→ THE REQUEST
Make an exact copy of all the records.

→ MATERIAL FOR THE TASK
+++

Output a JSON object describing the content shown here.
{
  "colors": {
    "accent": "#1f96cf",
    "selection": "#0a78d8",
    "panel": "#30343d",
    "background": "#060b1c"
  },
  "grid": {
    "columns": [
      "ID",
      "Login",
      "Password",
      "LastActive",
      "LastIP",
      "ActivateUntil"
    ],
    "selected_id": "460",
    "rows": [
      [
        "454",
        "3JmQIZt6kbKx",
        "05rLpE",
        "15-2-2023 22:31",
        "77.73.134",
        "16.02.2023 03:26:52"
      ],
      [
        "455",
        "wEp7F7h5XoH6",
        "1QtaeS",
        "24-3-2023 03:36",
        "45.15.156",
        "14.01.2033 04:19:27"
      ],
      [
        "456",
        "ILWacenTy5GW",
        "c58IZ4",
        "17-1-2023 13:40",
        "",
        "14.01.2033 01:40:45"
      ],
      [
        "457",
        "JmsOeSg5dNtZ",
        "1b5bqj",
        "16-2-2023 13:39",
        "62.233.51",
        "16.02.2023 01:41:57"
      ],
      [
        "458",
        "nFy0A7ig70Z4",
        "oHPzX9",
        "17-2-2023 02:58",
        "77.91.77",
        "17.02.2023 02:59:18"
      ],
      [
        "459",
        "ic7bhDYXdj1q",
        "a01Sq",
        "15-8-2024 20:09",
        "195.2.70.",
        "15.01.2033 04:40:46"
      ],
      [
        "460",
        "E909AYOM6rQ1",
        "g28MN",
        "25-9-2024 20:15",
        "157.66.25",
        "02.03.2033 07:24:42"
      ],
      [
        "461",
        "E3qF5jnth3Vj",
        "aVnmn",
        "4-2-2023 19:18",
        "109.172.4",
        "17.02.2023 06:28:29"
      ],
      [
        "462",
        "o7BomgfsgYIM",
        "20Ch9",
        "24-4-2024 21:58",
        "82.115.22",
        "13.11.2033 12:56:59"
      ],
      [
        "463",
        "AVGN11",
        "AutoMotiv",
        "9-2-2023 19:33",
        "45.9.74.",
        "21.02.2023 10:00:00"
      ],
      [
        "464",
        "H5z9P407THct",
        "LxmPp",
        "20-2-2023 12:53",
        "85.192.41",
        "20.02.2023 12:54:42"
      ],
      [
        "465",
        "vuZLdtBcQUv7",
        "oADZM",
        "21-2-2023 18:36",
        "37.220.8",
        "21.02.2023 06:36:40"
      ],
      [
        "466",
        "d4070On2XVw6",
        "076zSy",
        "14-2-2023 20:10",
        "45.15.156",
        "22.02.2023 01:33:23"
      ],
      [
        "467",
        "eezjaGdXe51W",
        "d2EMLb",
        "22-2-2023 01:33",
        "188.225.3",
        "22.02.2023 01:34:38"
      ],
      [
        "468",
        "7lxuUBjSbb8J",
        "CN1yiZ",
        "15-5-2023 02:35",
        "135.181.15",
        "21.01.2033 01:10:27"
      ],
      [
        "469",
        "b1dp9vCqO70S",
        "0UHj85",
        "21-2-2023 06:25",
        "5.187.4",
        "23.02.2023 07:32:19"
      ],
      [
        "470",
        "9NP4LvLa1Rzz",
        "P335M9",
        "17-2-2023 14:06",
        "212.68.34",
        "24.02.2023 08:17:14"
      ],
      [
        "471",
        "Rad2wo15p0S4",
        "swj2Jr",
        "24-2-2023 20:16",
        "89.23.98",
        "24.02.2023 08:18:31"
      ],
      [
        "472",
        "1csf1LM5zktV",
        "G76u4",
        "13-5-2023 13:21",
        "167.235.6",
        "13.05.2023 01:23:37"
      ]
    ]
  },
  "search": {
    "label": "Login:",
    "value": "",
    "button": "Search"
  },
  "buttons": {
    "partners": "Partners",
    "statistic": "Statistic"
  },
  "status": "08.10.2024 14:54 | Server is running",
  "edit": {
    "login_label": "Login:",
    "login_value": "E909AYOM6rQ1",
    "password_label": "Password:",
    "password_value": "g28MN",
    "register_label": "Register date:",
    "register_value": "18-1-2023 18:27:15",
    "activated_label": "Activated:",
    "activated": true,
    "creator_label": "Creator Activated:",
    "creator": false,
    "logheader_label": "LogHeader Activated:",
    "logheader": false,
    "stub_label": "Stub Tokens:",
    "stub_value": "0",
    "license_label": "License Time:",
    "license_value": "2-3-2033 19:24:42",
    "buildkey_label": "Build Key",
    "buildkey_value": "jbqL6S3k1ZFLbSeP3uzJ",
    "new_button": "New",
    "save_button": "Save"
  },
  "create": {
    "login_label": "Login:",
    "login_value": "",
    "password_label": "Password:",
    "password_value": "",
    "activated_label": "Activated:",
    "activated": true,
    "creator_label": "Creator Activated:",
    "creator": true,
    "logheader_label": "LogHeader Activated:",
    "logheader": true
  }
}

+++

→ CORRECT OUTPUT
Output a JSON object describing the content shown here.
{
  "colors": {
    "accent": "#1f96cf",
    "selection": "#0a78d8",
    "panel": "#30343d",
    "background": "#060b1c"
  },
  "grid": {
    "columns": [
      "ID",
      "Login",
      "Password",
      "LastActive",
      "LastIP",
      "ActivateUntil"
    ],
    "selected_id": "460",
    "rows": [
      [
        "454",
        "3JmQIZt6kbKx",
        "05rLpE",
        "15-2-2023 22:31",
        "77.73.134",
        "16.02.2023 03:26:52"
      ],
      [
        "455",
        "wEp7F7h5XoH6",
        "1QtaeS",
        "24-3-2023 03:36",
        "45.15.156",
        "14.01.2033 04:19:27"
      ],
      [
        "456",
        "ILWacenTy5GW",
        "c58IZ4",
        "17-1-2023 13:40",
        "",
        "14.01.2033 01:40:45"
      ],
      [
        "457",
        "JmsOeSg5dNtZ",
        "1b5bqj",
        "16-2-2023 13:39",
        "62.233.51",
        "16.02.2023 01:41:57"
      ],
      [
        "458",
        "nFy0A7ig70Z4",
        "oHPzX9",
        "17-2-2023 02:58",
        "77.91.77",
        "17.02.2023 02:59:18"
      ],
      [
        "459",
        "ic7bhDYXdj1q",
        "a01Sq",
        "15-8-2024 20:09",
        "195.2.70.",
        "15.01.2033 04:40:46"
      ],
      [
        "460",
        "E909AYOM6rQ1",
        "g28MN",
        "25-9-2024 20:15",
        "157.66.25",
        "02.03.2033 07:24:42"
      ],
      [
        "461",
        "E3qF5jnth3Vj",
        "aVnmn",
        "4-2-2023 19:18",
        "109.172.4",
        "17.02.2023 06:28:29"
      ],
      [
        "462",
        "o7BomgfsgYIM",
        "20Ch9",
        "24-4-2024 21:58",
        "82.115.22",
        "13.11.2033 12:56:59"
      ],
      [
        "463",
        "AVGN11",
        "AutoMotiv",
        "9-2-2023 19:33",
        "45.9.74.",
        "21.02.2023 10:00:00"
      ],
      [
        "464",
        "H5z9P407THct",
        "LxmPp",
        "20-2-2023 12:53",
        "85.192.41",
        "20.02.2023 12:54:42"
      ],
      [
        "465",
        "vuZLdtBcQUv7",
        "oADZM",
        "21-2-2023 18:36",
        "37.220.8",
        "21.02.2023 06:36:40"
      ],
      [
        "466",
        "d4070On2XVw6",
        "076zSy",
        "14-2-2023 20:10",
        "45.15.156",
        "22.02.2023 01:33:23"
      ],
      [
        "467",
        "eezjaGdXe51W",
        "d2EMLb",
        "22-2-2023 01:33",
        "188.225.3",
        "22.02.2023 01:34:38"
      ],
      [
        "468",
        "7lxuUBjSbb8J",
        "CN1yiZ",
        "15-5-2023 02:35",
        "135.181.15",
        "21.01.2033 01:10:27"
      ],
      [
        "469",
        "b1dp9vCqO70S",
        "0UHj85",
        "21-2-2023 06:25",
        "5.187.4",
        "23.02.2023 07:32:19"
      ],
      [
        "470",
        "9NP4LvLa1Rzz",
        "P335M9",
        "17-2-2023 14:06",
        "212.68.34",
        "24.02.2023 08:17:14"
      ],
      [
        "471",
        "Rad2wo15p0S4",
        "swj2Jr",
        "24-2-2023 20:16",
        "89.23.98",
        "24.02.2023 08:18:31"
      ],
      [
        "472",
        "1csf1LM5zktV",
        "G76u4",
        "13-5-2023 13:21",
        "167.235.6",
        "13.05.2023 01:23:37"
      ]
    ]
  },
  "search": {
    "label": "Login:",
    "value": "",
    "button": "Search"
  },
  "buttons": {
    "partners": "Partners",
    "statistic": "Statistic"
  },
  "status": "08.10.2024 14:54 | Server is running",
  "edit": {
    "login_label": "Login:",
    "login_value": "E909AYOM6rQ1",
    "password_label": "Password:",
    "password_value": "g28MN",
    "register_label": "Register date:",
    "register_value": "18-1-2023 18:27:15",
    "activated_label": "Activated:",
    "activated": true,
    "creator_label": "Creator Activated:",
    "creator": false,
    "logheader_label": "LogHeader Activated:",
    "logheader": false,
    "stub_label": "Stub Tokens:",
    "stub_value": "0",
    "license_label": "License Time:",
    "license_value": "2-3-2033 19:24:42",
    "buildkey_label": "Build Key",
    "buildkey_value": "jbqL6S3k1ZFLbSeP3uzJ",
    "new_button": "New",
    "save_button": "Save"
  },
  "create": {
    "login_label": "Login:",
    "login_value": "",
    "password_label": "Password:",
    "password_value": "",
    "activated_label": "Activated:",
    "activated": true,
    "creator_label": "Creator Activated:",
    "creator": true,
    "logheader_label": "LogHeader Activated:",
    "logheader": true
  }
}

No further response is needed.